Olderöck was also linked to the Purén Brigade, a DINA unit tasked with the killing and forced disappearance of detainees. Guzmán's biography, corroborated in press accounts, also states that after her parents' deaths Olderöck arranged for her own sister to be tortured and raped in order to seize the family inheritance.

== Assassination attempt and retirement ==
On 15 July 1981, Olderöck was shot in the head as she left her home on Calle Coventry in Ñuñoa, in an attack carried out by a commando of the Revolutionary Left Movement (MIR). She survived, with the bullet remaining lodged in her skull, and retired from the Carabineros afterward. Olderöck maintained that although the MIR carried out the shooting, it had actually been ordered by the Carabineros in retaliation for her defection from the force; according to Guzmán, she "always insisted that the deceased General César Mendoza gave the order for her assassination and that it was Major Julio Benimelli who carried it out." She and others also named Manuel Contreras, the DINA's former director, and agents Raúl Iturriaga Neumann and Ricardo Lawrence as possible instigators.

In August 1987, Olderöck gave an interview to West German television in which she acknowledged that political prisoners in Chile were tortured in "macabre" ways, including the abuse of children to coerce confessions from their parents.

== Death and lack of accountability ==
Olderöck died in Santiago on 17 March 2001, at the age of 57, from an acute gastrointestinal hemorrhage. She had never been convicted, or even formally tried, for her role in the dictatorship's human rights violations; while alive, she attributed erratic behavior to the bullet still lodged in her head.

Other agents implicated alongside her at Venda Sexy did later face justice: in August 2023, Chile's Supreme Court upheld convictions against three former DINA agents, Manuel Rivas Díaz, Hugo Hernández Valle, and Raúl Iturriaga Neumann, sentencing each to 15 years and one day in prison for the aggravated kidnapping and sexual torture of ten detainees at the center in 1974, ruling that the crimes, as offenses against humanity, were not subject to reduced sentencing. Because Olderöck had died more than two decades earlier, she was never subject to a similar prosecution.

§ Data lines:
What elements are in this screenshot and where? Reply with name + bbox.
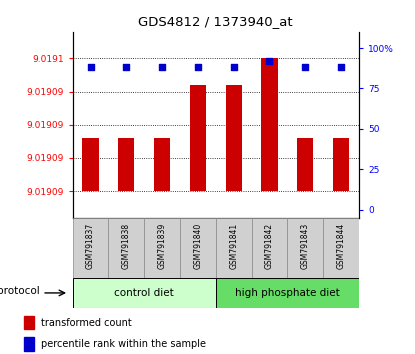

§ Aim: Output word for word the section of the Olderöck text above that begins at the words "Other agents implicated" and stops after "a similar prosecution.".

§ Exercise response:
Other agents implicated alongside her at Venda Sexy did later face justice: in August 2023, Chile's Supreme Court upheld convictions against three former DINA agents, Manuel Rivas Díaz, Hugo Hernández Valle, and Raúl Iturriaga Neumann, sentencing each to 15 years and one day in prison for the aggravated kidnapping and sexual torture of ten detainees at the center in 1974, ruling that the crimes, as offenses against humanity, were not subject to reduced sentencing. Because Olderöck had died more than two decades earlier, she was never subject to a similar prosecution.